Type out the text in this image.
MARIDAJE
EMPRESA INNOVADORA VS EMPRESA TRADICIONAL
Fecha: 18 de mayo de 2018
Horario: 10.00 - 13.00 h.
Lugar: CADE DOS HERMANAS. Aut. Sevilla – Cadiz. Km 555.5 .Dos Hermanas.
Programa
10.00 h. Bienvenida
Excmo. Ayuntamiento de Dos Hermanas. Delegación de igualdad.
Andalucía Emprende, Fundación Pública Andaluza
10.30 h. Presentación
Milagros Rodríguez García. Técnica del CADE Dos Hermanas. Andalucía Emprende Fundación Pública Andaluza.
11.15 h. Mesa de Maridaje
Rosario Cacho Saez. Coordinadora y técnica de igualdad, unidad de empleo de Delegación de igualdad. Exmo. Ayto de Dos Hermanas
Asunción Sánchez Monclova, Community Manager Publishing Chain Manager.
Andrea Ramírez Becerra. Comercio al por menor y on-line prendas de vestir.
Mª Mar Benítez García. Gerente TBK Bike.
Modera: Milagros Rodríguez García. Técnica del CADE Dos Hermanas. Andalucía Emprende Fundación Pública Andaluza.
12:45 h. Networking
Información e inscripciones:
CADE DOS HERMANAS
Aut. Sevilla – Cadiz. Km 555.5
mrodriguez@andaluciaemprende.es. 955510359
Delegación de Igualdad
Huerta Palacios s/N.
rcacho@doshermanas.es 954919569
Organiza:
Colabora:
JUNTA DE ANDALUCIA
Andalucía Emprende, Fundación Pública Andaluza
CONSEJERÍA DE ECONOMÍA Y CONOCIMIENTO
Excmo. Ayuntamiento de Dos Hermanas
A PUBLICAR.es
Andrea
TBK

• [Exercise task]
Copy each line of the listing that holds the word "Delegación".

• [Result of the task]
Excmo. Ayuntamiento de Dos Hermanas. Delegación de igualdad.
Rosario Cacho Saez. Coordinadora y técnica de igualdad, unidad de empleo de Delegación de igualdad. Exmo. Ayto de Dos Hermanas
Delegación de Igualdad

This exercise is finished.